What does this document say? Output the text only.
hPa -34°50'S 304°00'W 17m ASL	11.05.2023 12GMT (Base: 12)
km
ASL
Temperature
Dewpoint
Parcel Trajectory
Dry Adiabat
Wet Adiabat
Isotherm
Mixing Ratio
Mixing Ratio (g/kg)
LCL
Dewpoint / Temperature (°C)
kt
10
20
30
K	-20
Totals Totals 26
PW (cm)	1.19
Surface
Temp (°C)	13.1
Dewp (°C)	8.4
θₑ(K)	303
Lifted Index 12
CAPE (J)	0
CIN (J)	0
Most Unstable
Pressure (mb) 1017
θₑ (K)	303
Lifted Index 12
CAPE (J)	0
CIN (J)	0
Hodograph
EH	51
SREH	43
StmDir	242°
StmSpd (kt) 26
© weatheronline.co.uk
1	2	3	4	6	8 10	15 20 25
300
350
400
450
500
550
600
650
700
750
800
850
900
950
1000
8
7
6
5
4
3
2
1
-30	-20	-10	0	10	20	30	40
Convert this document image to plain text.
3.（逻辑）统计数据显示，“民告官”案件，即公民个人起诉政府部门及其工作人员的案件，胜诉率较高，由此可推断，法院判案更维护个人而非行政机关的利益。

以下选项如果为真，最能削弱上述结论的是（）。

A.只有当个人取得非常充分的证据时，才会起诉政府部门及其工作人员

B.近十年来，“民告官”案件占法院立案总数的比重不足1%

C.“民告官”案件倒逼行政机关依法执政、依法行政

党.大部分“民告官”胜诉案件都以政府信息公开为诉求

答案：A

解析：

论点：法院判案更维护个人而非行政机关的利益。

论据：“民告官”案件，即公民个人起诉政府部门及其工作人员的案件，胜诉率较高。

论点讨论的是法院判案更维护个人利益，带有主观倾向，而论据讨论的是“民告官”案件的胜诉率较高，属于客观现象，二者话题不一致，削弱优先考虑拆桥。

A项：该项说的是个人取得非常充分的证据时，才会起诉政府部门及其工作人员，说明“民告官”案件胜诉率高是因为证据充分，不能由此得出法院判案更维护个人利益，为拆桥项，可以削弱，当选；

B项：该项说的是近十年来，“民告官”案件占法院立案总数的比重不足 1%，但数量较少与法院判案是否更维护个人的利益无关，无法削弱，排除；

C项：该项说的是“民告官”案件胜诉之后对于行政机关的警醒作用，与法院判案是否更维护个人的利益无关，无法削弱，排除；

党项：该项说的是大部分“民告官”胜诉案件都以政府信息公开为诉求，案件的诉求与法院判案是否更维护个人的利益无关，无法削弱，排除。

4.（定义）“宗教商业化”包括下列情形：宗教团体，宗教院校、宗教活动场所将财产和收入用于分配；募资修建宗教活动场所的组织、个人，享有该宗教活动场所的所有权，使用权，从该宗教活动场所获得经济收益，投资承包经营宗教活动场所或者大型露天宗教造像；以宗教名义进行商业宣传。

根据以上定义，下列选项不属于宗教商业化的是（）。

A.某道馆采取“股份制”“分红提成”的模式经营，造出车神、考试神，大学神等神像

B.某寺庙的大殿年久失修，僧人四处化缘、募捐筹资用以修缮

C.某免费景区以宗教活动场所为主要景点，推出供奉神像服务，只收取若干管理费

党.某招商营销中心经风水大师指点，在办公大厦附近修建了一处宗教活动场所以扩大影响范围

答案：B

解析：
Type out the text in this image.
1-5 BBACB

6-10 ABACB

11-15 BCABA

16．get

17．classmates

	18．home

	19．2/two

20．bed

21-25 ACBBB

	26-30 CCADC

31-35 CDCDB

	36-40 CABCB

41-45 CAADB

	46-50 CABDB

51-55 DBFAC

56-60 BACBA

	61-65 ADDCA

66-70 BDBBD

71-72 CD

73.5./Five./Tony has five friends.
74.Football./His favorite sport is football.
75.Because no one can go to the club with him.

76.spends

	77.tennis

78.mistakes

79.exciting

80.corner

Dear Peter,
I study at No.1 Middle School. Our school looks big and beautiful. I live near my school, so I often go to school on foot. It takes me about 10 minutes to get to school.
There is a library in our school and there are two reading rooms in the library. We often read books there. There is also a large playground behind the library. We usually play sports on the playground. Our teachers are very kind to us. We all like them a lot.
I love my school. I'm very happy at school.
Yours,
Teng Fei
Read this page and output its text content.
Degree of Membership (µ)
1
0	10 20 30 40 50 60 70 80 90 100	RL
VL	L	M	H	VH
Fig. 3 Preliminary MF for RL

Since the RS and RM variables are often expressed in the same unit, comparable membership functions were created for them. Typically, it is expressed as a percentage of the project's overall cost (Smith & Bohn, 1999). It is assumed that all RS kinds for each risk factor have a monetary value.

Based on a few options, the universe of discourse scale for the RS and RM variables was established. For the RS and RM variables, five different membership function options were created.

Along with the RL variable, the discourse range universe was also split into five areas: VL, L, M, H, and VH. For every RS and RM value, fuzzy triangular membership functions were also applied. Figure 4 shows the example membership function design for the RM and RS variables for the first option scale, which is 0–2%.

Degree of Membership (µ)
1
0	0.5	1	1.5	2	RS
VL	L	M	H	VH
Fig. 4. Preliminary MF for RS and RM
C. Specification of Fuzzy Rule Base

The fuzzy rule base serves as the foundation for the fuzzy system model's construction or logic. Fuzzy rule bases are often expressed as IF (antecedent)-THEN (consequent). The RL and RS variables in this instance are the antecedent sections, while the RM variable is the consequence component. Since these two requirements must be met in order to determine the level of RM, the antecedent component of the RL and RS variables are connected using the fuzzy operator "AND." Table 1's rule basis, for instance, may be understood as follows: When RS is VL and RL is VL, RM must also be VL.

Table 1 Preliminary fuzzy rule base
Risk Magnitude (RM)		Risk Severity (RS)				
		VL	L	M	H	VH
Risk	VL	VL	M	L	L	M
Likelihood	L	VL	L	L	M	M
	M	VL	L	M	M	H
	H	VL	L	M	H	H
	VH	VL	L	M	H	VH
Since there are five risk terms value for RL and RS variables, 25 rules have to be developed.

****************

» **AIM OF THE TASK**
Gather every line containing the word "scale" and copy it.

» **EXERCISE SOLUTION**
Based on a few options, the universe of discourse scale for the RS and RM variables was established. For the RS and RM variables, five different membership function options were created.
Along with the RL variable, the discourse range universe was also split into five areas: VL, L, M, H, and VH. For every RS and RM value, fuzzy triangular membership functions were also applied. Figure 4 shows the example membership function design for the RM and RS variables for the first option scale, which is 0–2%.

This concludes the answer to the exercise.